◆ **THE PROBLEM**
Tally the lines holding "content" and state only that figure.
+++++
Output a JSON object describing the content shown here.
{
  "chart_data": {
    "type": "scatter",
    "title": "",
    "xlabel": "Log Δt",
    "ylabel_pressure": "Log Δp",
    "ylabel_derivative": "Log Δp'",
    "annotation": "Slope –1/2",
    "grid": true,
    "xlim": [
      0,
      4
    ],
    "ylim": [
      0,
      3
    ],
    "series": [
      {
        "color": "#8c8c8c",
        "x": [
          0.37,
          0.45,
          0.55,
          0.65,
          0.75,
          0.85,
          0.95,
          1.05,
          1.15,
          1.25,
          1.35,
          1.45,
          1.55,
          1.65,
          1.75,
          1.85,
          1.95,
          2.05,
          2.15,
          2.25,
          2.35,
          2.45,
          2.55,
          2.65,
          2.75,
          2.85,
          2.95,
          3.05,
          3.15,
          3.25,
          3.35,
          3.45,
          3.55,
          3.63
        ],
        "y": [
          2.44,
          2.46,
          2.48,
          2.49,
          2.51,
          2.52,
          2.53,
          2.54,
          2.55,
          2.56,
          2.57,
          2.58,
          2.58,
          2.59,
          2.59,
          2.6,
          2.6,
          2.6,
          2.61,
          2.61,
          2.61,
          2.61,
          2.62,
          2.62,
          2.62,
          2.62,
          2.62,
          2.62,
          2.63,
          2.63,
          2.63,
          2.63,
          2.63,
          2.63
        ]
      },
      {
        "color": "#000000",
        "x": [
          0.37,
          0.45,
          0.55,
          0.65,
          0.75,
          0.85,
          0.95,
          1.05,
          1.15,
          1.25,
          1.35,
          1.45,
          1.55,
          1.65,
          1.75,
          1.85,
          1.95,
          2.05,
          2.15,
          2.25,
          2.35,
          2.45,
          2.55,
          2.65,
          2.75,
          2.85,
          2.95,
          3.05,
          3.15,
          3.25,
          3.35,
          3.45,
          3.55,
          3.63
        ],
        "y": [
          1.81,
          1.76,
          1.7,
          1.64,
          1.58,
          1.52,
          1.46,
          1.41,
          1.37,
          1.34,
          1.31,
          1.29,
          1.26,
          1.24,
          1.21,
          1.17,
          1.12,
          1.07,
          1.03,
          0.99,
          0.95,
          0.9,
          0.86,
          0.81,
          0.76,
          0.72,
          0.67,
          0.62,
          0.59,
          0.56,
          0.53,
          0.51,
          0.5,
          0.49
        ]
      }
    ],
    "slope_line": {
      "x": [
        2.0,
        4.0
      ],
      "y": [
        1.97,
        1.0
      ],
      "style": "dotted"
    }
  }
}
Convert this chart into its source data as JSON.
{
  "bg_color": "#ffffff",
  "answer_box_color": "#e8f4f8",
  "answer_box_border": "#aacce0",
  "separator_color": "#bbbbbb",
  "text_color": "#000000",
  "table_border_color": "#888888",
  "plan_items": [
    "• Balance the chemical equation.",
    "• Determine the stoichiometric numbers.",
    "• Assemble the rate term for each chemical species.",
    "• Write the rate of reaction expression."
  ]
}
+++++
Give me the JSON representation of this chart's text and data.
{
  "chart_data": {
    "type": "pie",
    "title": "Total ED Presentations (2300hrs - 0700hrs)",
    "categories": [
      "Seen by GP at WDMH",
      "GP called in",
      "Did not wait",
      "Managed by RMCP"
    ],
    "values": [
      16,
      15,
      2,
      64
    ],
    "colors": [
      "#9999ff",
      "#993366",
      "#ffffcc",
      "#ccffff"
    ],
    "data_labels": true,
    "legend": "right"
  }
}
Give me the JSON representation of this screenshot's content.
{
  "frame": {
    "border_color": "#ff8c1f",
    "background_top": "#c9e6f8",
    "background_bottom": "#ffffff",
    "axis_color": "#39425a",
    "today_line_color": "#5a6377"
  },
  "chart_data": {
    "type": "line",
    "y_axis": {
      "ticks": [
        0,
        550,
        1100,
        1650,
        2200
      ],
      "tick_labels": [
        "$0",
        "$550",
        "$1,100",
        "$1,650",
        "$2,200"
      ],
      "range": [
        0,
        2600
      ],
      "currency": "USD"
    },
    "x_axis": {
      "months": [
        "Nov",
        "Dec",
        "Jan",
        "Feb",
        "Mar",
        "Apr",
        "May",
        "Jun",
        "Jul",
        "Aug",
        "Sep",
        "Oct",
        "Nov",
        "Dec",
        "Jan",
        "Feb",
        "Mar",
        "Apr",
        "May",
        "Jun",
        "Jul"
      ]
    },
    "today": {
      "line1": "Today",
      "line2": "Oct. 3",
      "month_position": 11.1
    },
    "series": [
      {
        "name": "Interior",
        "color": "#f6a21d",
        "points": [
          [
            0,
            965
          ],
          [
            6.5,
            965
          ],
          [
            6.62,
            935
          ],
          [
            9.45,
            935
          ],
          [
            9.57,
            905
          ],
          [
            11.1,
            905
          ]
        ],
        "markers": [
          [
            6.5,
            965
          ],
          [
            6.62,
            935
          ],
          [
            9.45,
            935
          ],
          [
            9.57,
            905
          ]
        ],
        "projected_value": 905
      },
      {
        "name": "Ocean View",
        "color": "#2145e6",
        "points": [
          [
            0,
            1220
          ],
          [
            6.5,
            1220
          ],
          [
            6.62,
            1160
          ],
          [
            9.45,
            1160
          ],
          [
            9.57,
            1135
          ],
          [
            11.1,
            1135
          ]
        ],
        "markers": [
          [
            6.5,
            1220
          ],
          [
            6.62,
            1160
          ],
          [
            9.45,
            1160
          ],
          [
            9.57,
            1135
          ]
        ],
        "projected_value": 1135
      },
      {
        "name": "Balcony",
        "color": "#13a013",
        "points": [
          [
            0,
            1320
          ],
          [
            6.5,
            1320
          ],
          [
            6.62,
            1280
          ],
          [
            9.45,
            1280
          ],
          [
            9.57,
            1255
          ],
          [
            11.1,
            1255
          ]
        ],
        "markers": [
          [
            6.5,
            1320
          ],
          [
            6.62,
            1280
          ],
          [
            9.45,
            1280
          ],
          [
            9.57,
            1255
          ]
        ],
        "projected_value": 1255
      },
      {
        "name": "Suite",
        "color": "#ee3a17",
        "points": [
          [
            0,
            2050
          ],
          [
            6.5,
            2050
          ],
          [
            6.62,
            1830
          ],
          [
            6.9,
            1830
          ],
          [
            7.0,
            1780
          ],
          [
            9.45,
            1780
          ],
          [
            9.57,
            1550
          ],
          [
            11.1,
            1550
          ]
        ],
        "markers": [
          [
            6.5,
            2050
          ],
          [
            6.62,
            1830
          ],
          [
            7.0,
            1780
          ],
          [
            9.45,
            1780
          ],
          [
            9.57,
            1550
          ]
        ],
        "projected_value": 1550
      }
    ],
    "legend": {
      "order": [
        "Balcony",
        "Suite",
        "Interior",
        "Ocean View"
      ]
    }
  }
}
+++++
◆ **THE OUTPUT**
2